### Set exercise:
In the listing, copy everything from the line containing "Patent image size: (957, 874)." down to the line containing "The bearing seat 2 is at (490, 50).", swapping "fifth wheel coupling" for "trailer coupling" and keeping all else the same.
* Begin Records for the task *
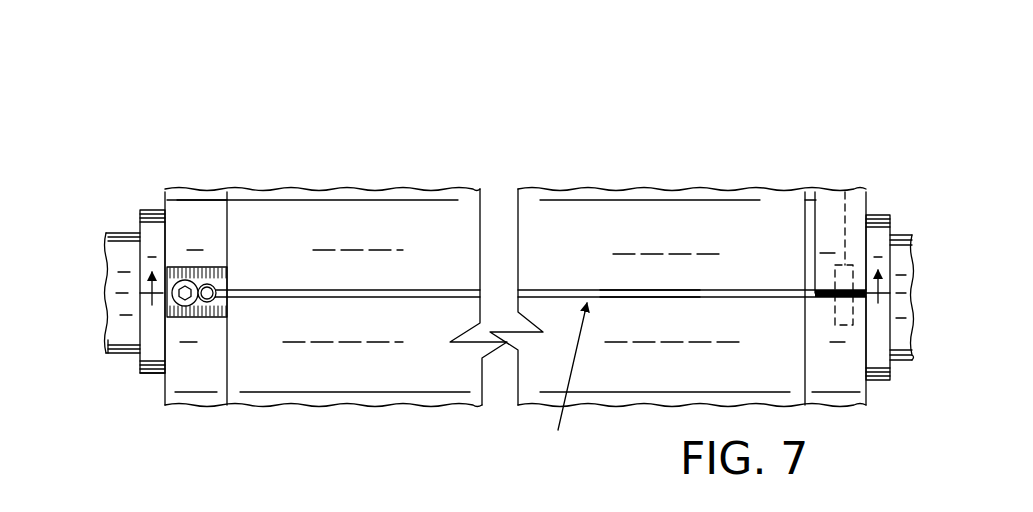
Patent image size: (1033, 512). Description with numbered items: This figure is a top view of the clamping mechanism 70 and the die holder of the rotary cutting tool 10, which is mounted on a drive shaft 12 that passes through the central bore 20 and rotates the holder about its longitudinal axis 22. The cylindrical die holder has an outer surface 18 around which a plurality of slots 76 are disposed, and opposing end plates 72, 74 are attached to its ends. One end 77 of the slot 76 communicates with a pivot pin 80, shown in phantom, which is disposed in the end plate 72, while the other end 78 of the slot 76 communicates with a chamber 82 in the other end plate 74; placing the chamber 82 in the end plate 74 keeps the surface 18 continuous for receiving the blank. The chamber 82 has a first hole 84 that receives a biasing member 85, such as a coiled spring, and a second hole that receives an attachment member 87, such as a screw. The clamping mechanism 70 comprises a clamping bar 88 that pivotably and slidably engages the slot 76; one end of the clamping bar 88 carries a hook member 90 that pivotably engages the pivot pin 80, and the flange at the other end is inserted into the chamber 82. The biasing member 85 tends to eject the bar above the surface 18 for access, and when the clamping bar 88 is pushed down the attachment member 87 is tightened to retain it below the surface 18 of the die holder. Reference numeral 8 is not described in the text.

The rotary cutting tool 10 is at (200, 118).
The collar 8 is at (135, 210).
The drive shaft 12 is at (115, 233).
The outer surface 18 is at (461, 250).
The central bore 20 is at (162, 380).
The longitudinal axis 22 is at (115, 355).
The clamping mechanism 70 is at (560, 384).
The end plate 72 is at (865, 192).
The end plate 74 is at (197, 207).
The slot 76 is at (637, 300).
The one end of the slot 77 is at (815, 220).
The other end of the slot 78 is at (227, 288).
The pivot pin 80 is at (850, 187).
The chamber 82 is at (163, 193).
The first hole 84 is at (203, 312).
The biasing member 85 is at (225, 295).
The attachment member 87 is at (183, 312).
The clamping bar 88 is at (408, 295).
The hook member 90 is at (832, 303).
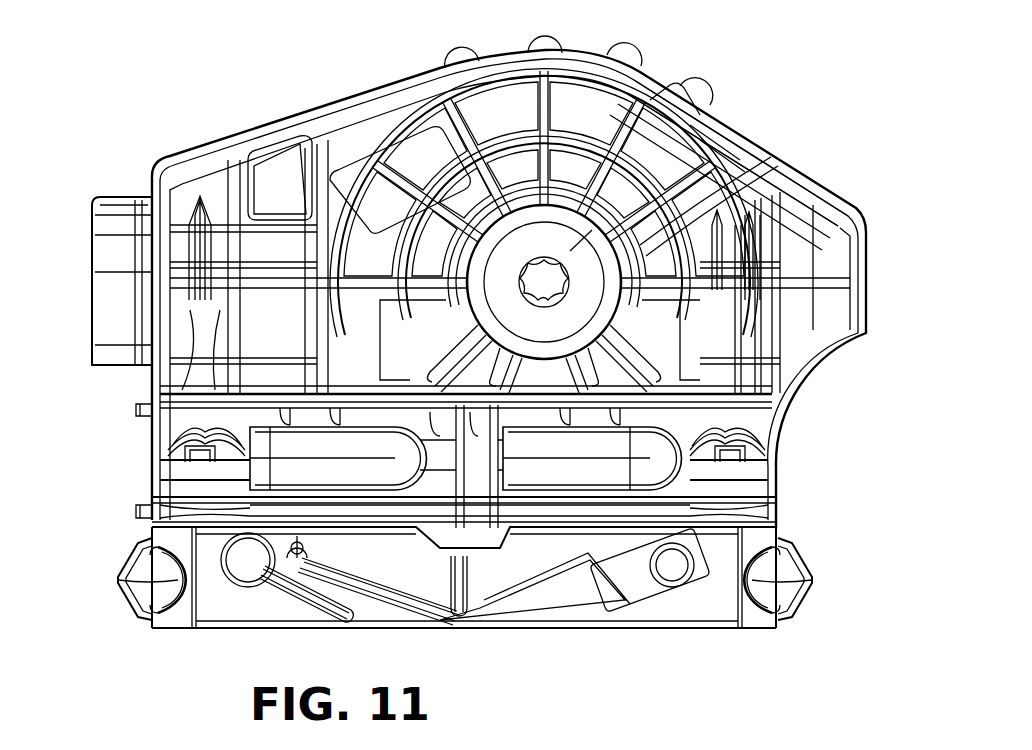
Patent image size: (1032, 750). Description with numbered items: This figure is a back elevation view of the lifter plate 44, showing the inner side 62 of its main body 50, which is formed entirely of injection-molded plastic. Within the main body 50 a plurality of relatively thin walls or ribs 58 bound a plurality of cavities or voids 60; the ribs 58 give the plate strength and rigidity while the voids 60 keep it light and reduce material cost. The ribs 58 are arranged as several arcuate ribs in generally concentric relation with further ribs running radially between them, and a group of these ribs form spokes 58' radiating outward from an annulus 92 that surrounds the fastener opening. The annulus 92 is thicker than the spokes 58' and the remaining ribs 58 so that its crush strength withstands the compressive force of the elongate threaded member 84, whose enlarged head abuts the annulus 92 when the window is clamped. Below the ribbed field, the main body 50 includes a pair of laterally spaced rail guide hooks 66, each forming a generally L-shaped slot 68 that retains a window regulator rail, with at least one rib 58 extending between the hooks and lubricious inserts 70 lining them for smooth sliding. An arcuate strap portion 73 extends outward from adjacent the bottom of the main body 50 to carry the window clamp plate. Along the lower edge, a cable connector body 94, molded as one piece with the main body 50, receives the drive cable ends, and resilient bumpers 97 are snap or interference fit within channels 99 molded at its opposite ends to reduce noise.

The lifter plate 44 is at (712, 48).
The main body 50 is at (275, 118).
The ribs 58 is at (479, 342).
The spokes 58' is at (805, 227).
The voids 60 is at (280, 238).
The inner side 62 is at (662, 96).
The rail guide hooks 66 is at (158, 442).
The L-shaped slot 68 is at (148, 490).
The lubricious inserts 70 is at (150, 468).
The arcuate strap portion 73 is at (92, 245).
The elongate male threaded member 84 is at (771, 157).
The annulus 92 is at (720, 140).
The cable connector body 94 is at (148, 632).
The resilient bumpers 97 is at (130, 560).
The channels 99 is at (178, 580).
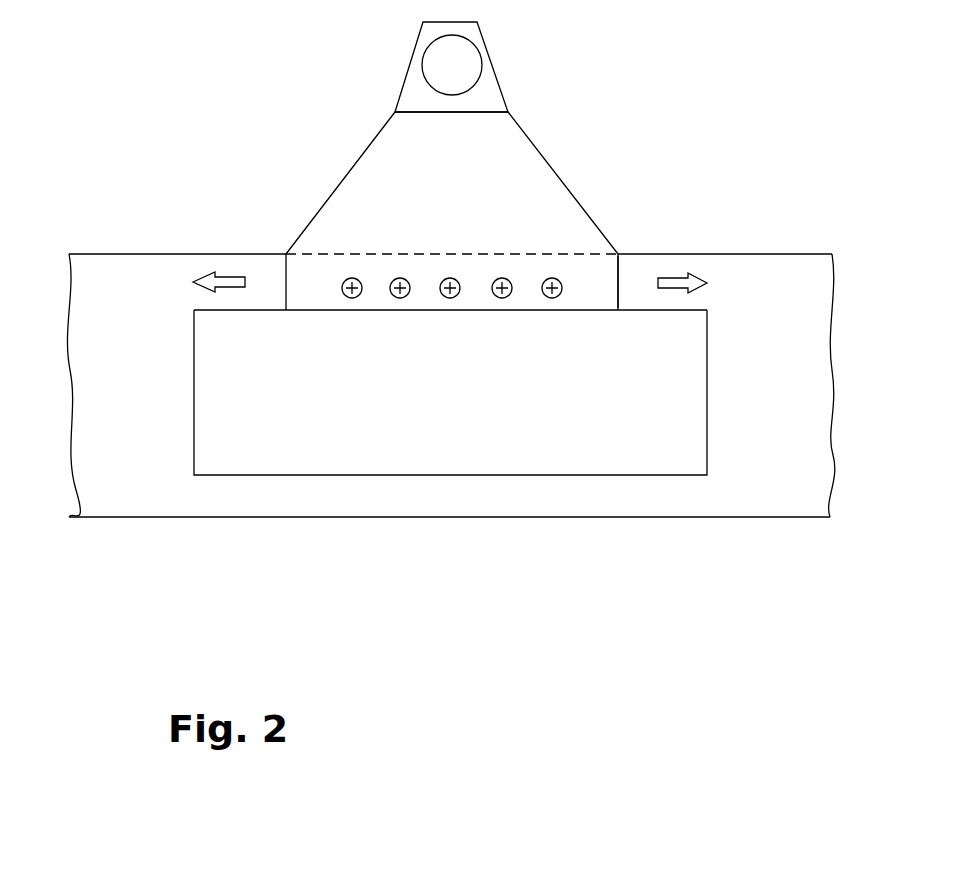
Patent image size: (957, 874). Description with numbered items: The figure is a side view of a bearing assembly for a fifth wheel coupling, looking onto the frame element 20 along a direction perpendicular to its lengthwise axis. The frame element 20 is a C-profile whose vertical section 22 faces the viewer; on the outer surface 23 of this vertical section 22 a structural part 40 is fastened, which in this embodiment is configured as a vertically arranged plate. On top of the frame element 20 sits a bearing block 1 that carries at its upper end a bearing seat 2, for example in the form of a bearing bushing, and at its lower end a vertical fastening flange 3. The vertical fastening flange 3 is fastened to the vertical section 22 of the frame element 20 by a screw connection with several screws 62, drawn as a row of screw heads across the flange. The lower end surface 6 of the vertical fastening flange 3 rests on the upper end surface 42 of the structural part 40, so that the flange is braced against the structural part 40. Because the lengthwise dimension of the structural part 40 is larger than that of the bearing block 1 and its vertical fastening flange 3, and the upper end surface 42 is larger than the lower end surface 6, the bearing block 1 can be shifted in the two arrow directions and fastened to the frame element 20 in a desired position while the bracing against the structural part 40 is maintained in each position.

The bearing block 1 is at (347, 127).
The bearing seat 2 is at (490, 50).
The vertical fastening flange 3 is at (313, 262).
The lower end surface 6 is at (313, 312).
The frame element 20 is at (785, 253).
The vertical section 22 is at (90, 342).
The outer surface 23 is at (798, 473).
The structural part 40 is at (608, 478).
The upper end surface 42 is at (640, 310).
The screws 62 is at (406, 278).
* End Records for the task *
### Answer in full:
Patent image size: (957, 874). Description with numbered items: The figure is a side view of a bearing assembly for a trailer coupling, looking onto the frame element 20 along a direction perpendicular to its lengthwise axis. The frame element 20 is a C-profile whose vertical section 22 faces the viewer; on the outer surface 23 of this vertical section 22 a structural part 40 is fastened, which in this embodiment is configured as a vertically arranged plate. On top of the frame element 20 sits a bearing block 1 that carries at its upper end a bearing seat 2, for example in the form of a bearing bushing, and at its lower end a vertical fastening flange 3. The vertical fastening flange 3 is fastened to the vertical section 22 of the frame element 20 by a screw connection with several screws 62, drawn as a row of screw heads across the flange. The lower end surface 6 of the vertical fastening flange 3 rests on the upper end surface 42 of the structural part 40, so that the flange is braced against the structural part 40. Because the lengthwise dimension of the structural part 40 is larger than that of the bearing block 1 and its vertical fastening flange 3, and the upper end surface 42 is larger than the lower end surface 6, the bearing block 1 can be shifted in the two arrow directions and fastened to the frame element 20 in a desired position while the bracing against the structural part 40 is maintained in each position.

The bearing block 1 is at (347, 127).
The bearing seat 2 is at (490, 50).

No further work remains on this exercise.